- _REQUIRED TASK_
Find each line with the word "Association" in it, then give the total alone.

[Start]

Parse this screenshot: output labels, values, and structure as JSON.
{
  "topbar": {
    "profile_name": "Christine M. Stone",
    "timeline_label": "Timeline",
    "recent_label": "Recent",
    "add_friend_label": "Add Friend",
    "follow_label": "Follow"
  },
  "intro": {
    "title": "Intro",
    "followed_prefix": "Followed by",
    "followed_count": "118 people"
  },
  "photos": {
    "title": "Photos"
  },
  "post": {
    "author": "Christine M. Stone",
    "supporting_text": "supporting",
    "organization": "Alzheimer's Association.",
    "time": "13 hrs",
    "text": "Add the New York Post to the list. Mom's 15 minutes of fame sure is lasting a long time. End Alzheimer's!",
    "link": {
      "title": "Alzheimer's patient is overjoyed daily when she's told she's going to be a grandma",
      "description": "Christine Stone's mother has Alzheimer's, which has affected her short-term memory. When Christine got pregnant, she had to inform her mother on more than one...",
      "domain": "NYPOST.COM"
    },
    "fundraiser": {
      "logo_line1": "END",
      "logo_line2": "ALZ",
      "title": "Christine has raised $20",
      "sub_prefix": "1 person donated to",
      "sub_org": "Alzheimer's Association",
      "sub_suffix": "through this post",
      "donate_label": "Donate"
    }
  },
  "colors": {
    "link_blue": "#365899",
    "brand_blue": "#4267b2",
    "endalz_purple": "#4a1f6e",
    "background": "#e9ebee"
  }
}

[End]
[Start]

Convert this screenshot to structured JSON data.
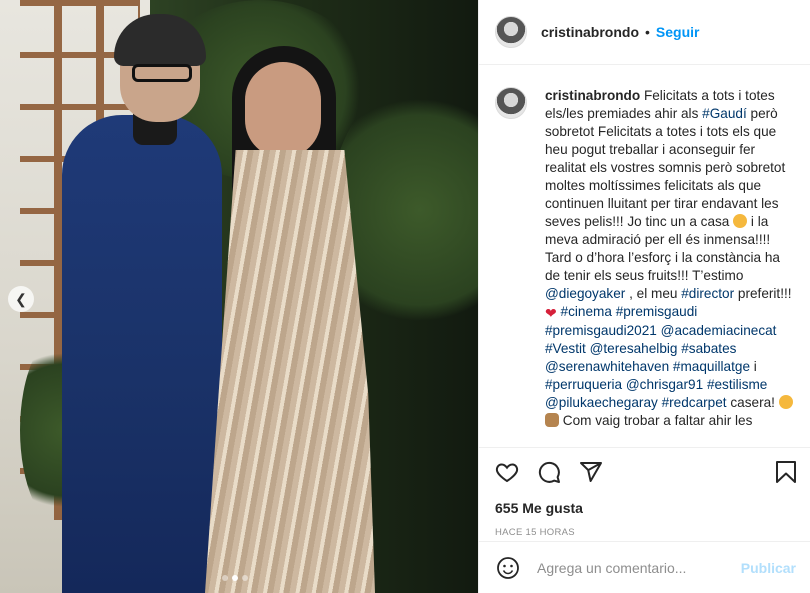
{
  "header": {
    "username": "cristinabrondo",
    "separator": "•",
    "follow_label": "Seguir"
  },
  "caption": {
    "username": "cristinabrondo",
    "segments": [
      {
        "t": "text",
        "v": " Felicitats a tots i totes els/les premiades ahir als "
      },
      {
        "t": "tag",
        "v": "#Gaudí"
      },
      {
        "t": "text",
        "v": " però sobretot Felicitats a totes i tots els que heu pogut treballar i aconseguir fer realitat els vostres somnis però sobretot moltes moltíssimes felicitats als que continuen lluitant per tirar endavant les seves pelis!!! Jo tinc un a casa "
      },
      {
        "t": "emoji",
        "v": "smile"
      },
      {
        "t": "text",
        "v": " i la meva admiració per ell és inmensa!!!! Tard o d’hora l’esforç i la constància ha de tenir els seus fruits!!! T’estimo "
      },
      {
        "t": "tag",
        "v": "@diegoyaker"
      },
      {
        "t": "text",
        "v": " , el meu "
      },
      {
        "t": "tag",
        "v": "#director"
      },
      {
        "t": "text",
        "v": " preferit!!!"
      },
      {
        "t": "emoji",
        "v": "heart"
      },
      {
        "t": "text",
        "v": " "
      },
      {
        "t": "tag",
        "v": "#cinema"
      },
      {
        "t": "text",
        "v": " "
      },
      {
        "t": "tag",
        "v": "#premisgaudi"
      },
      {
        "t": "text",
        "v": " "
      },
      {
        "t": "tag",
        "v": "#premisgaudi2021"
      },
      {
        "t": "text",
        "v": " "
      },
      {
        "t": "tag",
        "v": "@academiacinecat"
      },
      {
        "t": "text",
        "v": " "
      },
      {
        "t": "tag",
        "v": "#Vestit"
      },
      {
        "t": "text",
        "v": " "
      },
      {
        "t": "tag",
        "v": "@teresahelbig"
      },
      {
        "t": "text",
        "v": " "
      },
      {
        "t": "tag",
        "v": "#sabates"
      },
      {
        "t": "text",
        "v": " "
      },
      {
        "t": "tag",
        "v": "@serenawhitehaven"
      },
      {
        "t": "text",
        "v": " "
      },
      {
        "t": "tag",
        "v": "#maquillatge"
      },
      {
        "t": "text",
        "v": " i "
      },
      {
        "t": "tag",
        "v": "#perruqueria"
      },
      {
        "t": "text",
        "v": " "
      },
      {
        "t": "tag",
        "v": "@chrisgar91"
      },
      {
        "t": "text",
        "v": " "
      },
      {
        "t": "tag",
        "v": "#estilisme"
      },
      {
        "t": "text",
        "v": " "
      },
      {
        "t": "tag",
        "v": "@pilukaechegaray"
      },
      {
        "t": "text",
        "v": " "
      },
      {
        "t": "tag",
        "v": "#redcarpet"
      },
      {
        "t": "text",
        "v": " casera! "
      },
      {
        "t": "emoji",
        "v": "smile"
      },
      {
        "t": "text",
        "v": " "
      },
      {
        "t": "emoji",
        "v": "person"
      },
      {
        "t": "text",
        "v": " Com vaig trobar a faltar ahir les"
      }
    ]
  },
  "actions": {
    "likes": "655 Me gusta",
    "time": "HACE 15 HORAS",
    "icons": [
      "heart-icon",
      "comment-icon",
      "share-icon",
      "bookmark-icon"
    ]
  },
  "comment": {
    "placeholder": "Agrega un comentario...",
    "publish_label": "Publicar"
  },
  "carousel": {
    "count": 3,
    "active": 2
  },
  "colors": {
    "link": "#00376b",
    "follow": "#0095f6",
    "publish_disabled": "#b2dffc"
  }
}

[End]
[Start]

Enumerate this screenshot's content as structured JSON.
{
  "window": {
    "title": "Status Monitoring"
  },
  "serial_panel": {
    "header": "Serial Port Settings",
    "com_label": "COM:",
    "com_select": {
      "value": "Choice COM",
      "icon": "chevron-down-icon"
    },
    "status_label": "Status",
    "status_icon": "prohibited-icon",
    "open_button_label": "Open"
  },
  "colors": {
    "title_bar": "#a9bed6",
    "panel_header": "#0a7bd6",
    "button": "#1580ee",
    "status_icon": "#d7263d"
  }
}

[End]

- _PROBLEM SOLUTION_
2